RECORDS FOR THE EXERCISE:
+--

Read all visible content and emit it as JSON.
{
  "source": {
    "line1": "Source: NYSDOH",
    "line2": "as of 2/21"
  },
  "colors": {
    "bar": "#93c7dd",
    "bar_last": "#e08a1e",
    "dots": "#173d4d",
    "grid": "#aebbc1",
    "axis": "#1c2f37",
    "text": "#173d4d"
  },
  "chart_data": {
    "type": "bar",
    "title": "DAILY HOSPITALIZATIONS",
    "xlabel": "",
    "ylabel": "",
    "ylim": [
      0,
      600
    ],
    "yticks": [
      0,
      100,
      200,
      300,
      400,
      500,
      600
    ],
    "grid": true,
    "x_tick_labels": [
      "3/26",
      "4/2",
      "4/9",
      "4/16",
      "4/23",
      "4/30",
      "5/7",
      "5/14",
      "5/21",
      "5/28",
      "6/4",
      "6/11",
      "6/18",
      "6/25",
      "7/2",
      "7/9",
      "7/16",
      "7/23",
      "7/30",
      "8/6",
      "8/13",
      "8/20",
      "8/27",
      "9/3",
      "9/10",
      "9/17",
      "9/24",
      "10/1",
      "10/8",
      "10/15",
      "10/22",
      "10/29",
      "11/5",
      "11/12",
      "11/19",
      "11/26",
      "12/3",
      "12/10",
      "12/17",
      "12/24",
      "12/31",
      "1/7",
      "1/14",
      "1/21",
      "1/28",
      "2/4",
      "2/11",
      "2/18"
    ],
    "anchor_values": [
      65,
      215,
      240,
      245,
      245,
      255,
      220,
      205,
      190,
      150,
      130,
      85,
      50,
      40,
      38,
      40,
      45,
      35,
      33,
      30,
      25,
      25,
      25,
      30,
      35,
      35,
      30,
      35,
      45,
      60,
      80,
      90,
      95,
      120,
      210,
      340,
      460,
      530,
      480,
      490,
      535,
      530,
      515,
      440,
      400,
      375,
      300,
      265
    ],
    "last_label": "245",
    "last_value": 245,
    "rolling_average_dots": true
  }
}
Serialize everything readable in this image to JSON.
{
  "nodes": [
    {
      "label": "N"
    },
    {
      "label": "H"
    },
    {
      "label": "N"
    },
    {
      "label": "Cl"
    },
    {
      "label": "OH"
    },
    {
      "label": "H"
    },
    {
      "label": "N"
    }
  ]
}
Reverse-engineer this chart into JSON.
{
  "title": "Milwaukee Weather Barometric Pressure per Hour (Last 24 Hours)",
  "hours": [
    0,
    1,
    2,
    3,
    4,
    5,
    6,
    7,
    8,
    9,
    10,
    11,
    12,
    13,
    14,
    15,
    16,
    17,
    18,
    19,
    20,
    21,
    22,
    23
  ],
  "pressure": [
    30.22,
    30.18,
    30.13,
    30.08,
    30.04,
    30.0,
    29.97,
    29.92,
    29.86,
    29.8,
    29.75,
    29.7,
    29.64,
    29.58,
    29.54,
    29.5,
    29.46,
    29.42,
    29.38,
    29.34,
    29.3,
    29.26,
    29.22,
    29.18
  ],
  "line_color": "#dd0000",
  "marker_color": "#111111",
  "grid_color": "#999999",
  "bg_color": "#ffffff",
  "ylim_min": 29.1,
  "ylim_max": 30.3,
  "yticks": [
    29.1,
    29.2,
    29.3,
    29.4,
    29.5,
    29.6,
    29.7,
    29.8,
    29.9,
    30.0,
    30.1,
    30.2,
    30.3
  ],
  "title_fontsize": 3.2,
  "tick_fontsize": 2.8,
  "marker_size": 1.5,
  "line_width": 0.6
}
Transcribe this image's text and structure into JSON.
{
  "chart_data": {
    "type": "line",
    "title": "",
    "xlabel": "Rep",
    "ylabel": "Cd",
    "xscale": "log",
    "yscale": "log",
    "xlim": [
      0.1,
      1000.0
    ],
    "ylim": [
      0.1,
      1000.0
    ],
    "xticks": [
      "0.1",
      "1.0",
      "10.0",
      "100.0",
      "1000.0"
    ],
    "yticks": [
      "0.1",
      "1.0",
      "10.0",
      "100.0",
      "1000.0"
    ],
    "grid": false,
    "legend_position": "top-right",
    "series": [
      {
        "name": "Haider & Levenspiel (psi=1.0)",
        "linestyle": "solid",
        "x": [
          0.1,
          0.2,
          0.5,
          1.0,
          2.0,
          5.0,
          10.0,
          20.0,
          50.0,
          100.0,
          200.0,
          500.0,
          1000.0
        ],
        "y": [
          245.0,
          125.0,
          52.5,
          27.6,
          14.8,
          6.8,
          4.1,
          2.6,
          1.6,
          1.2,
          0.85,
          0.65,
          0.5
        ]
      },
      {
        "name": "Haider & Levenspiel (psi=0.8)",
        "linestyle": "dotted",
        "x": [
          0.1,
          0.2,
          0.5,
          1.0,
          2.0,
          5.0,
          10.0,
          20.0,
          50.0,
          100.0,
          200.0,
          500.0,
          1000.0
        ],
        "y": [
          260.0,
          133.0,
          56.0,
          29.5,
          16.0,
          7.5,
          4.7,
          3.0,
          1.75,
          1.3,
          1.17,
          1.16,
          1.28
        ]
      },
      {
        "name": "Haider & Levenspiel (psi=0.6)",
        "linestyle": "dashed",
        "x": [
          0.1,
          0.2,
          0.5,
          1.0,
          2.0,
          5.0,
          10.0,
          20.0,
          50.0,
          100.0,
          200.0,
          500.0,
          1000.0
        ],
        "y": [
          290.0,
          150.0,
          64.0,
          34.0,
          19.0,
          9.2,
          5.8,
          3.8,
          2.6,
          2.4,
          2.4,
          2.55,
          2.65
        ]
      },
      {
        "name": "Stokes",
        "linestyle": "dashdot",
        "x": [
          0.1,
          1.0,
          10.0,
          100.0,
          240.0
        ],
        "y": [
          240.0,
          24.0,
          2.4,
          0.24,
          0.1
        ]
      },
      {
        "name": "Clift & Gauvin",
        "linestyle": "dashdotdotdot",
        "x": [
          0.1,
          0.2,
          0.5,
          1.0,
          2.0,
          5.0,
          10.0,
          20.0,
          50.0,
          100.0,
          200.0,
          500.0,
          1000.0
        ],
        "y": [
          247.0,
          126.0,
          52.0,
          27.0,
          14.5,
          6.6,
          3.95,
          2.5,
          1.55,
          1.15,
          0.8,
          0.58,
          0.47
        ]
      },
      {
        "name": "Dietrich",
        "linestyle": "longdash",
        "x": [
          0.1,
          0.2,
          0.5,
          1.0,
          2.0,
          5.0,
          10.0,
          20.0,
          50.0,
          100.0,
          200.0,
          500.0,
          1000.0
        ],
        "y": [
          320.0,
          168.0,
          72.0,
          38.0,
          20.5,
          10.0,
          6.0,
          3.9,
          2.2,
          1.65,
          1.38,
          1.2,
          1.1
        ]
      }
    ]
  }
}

+--

WHAT THE TASK ASKS: Isolate the lines that hold the word "text" and copy all of them.

EXERCISE RESPONSE:
    "text": "#173d4d"
Transcribe this image's text and structure into JSON.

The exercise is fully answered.